What needs to be done:
Using the records below, locate all lines containing "Geraldo" and return them.

## begin Raw records

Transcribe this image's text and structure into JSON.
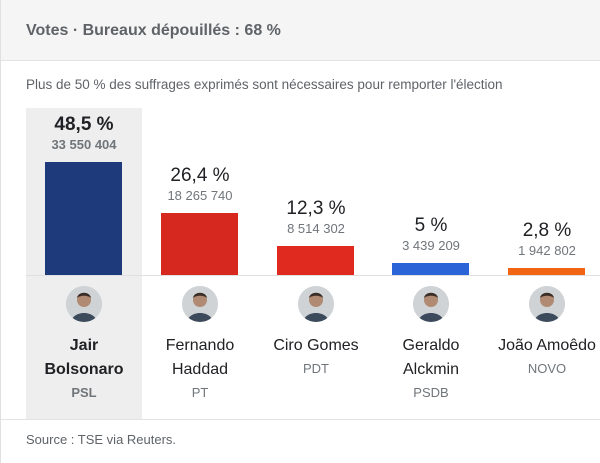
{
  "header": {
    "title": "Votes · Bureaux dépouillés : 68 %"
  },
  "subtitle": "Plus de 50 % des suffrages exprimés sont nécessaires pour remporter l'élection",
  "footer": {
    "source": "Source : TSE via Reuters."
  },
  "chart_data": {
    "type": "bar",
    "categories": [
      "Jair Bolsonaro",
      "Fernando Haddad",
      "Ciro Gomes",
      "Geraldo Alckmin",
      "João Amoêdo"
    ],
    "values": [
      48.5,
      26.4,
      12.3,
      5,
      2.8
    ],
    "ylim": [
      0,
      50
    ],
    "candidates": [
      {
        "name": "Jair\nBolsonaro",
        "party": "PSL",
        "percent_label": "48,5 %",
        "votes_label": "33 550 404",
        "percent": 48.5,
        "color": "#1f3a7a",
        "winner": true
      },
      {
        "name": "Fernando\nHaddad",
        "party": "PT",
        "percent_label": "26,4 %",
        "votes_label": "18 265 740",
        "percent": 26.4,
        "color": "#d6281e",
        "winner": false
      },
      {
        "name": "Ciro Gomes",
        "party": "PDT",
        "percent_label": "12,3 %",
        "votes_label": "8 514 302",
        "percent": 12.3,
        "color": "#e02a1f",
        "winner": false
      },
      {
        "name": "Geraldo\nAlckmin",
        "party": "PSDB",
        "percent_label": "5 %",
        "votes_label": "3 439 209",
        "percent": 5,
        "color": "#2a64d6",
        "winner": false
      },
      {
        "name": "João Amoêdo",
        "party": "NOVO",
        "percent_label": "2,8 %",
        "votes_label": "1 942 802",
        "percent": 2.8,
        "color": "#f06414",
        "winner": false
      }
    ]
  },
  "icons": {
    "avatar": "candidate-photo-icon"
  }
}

## end Raw records

Solution to the problem:
      "Geraldo Alckmin",
        "name": "Geraldo\nAlckmin",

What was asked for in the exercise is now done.